_EXERCISE DETAILS_.
Type every record exactly as it appears.

_Dataset rows_.
— Begin —

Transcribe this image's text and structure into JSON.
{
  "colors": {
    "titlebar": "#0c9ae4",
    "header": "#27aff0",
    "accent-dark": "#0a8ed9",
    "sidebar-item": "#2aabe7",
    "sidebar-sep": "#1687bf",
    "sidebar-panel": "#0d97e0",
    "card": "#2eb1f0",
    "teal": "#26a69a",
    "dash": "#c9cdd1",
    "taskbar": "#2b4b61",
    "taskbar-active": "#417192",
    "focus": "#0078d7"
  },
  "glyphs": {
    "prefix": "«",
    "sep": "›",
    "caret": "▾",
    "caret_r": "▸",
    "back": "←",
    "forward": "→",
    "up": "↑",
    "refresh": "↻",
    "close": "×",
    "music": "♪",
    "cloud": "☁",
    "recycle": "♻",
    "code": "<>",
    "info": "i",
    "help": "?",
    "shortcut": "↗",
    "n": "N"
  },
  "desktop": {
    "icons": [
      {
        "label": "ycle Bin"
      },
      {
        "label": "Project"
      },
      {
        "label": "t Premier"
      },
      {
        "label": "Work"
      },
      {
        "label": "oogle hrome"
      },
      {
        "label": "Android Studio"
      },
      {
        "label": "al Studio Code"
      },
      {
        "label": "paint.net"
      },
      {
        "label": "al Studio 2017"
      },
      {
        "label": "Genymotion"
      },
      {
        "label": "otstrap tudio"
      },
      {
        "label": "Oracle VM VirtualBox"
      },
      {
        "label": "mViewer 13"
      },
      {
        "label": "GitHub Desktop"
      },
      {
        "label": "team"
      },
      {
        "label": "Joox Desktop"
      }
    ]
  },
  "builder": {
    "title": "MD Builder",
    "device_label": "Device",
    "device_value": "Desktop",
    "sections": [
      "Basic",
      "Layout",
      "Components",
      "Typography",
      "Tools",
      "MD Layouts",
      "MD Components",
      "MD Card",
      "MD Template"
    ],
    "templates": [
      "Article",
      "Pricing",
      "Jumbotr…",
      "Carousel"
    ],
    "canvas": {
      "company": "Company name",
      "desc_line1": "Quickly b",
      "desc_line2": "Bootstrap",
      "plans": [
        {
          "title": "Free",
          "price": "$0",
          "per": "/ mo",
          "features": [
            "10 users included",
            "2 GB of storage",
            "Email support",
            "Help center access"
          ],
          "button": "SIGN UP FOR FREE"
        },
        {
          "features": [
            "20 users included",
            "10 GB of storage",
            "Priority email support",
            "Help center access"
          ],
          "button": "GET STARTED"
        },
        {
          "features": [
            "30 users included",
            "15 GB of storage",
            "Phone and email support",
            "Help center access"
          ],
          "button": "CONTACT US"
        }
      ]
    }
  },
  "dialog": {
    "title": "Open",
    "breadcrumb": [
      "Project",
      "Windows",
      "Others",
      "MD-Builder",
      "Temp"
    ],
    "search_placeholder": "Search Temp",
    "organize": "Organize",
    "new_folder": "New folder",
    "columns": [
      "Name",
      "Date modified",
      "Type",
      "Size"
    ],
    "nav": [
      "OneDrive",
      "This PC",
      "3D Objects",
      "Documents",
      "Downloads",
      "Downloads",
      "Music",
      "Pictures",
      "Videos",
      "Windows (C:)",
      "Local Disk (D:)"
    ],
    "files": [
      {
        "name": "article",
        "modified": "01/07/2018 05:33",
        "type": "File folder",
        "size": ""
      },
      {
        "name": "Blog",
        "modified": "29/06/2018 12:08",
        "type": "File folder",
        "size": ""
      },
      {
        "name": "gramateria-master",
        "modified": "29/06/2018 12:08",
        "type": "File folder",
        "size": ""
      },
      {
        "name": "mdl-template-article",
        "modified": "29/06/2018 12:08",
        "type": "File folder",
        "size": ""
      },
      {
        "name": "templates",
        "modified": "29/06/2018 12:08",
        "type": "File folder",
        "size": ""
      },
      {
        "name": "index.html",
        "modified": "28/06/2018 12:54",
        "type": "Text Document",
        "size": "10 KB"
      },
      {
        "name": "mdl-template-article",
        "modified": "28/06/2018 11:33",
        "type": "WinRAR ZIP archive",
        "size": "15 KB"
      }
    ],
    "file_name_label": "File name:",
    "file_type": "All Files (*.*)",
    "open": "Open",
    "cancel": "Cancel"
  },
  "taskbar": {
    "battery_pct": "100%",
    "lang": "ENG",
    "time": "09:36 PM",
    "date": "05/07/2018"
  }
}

— End —

_TASK ANSWER_.
Transcribe this image's text and structure into JSON.
{
  "colors": {
    "titlebar": "#0c9ae4",
    "header": "#27aff0",
    "accent-dark": "#0a8ed9",
    "sidebar-item": "#2aabe7",
    "sidebar-sep": "#1687bf",
    "sidebar-panel": "#0d97e0",
    "card": "#2eb1f0",
    "teal": "#26a69a",
    "dash": "#c9cdd1",
    "taskbar": "#2b4b61",
    "taskbar-active": "#417192",
    "focus": "#0078d7"
  },
  "glyphs": {
    "prefix": "«",
    "sep": "›",
    "caret": "▾",
    "caret_r": "▸",
    "back": "←",
    "forward": "→",
    "up": "↑",
    "refresh": "↻",
    "close": "×",
    "music": "♪",
    "cloud": "☁",
    "recycle": "♻",
    "code": "<>",
    "info": "i",
    "help": "?",
    "shortcut": "↗",
    "n": "N"
  },
  "desktop": {
    "icons": [
      {
        "label": "ycle Bin"
      },
      {
        "label": "Project"
      },
      {
        "label": "t Premier"
      },
      {
        "label": "Work"
      },
      {
        "label": "oogle hrome"
      },
      {
        "label": "Android Studio"
      },
      {
        "label": "al Studio Code"
      },
      {
        "label": "paint.net"
      },
      {
        "label": "al Studio 2017"
      },
      {
        "label": "Genymotion"
      },
      {
        "label": "otstrap tudio"
      },
      {
        "label": "Oracle VM VirtualBox"
      },
      {
        "label": "mViewer 13"
      },
      {
        "label": "GitHub Desktop"
      },
      {
        "label": "team"
      },
      {
        "label": "Joox Desktop"
      }
    ]
  },
  "builder": {
    "title": "MD Builder",
    "device_label": "Device",
    "device_value": "Desktop",
    "sections": [
      "Basic",
      "Layout",
      "Components",
      "Typography",
      "Tools",
      "MD Layouts",
      "MD Components",
      "MD Card",
      "MD Template"
    ],
    "templates": [
      "Article",
      "Pricing",
      "Jumbotr…",
      "Carousel"
    ],
    "canvas": {
      "company": "Company name",
      "desc_line1": "Quickly b",
      "desc_line2": "Bootstrap",
      "plans": [
        {
          "title": "Free",
          "price": "$0",
          "per": "/ mo",
          "features": [
            "10 users included",
            "2 GB of storage",
            "Email support",
            "Help center access"
          ],
          "button": "SIGN UP FOR FREE"
        },
        {
          "features": [
            "20 users included",
            "10 GB of storage",
            "Priority email support",
            "Help center access"
          ],
          "button": "GET STARTED"
        },
        {
          "features": [
            "30 users included",
            "15 GB of storage",
            "Phone and email support",
            "Help center access"
          ],
          "button": "CONTACT US"
        }
      ]
    }
  },
  "dialog": {
    "title": "Open",
    "breadcrumb": [
      "Project",
      "Windows",
      "Others",
      "MD-Builder",
      "Temp"
    ],
    "search_placeholder": "Search Temp",
    "organize": "Organize",
    "new_folder": "New folder",
    "columns": [
      "Name",
      "Date modified",
      "Type",
      "Size"
    ],
    "nav": [
      "OneDrive",
      "This PC",
      "3D Objects",
      "Documents",
      "Downloads",
      "Downloads",
      "Music",
      "Pictures",
      "Videos",
      "Windows (C:)",
      "Local Disk (D:)"
    ],
    "files": [
      {
        "name": "article",
        "modified": "01/07/2018 05:33",
        "type": "File folder",
        "size": ""
      },
      {
        "name": "Blog",
        "modified": "29/06/2018 12:08",
        "type": "File folder",
        "size": ""
      },
      {
        "name": "gramateria-master",
        "modified": "29/06/2018 12:08",
        "type": "File folder",
        "size": ""
      },
      {
        "name": "mdl-template-article",
        "modified": "29/06/2018 12:08",
        "type": "File folder",
        "size": ""
      },
      {
        "name": "templates",
        "modified": "29/06/2018 12:08",
        "type": "File folder",
        "size": ""
      },
      {
        "name": "index.html",
        "modified": "28/06/2018 12:54",
        "type": "Text Document",
        "size": "10 KB"
      },
      {
        "name": "mdl-template-article",
        "modified": "28/06/2018 11:33",
        "type": "WinRAR ZIP archive",
        "size": "15 KB"
      }
    ],
    "file_name_label": "File name:",
    "file_type": "All Files (*.*)",
    "open": "Open",
    "cancel": "Cancel"
  },
  "taskbar": {
    "battery_pct": "100%",
    "lang": "ENG",
    "time": "09:36 PM",
    "date": "05/07/2018"
  }
}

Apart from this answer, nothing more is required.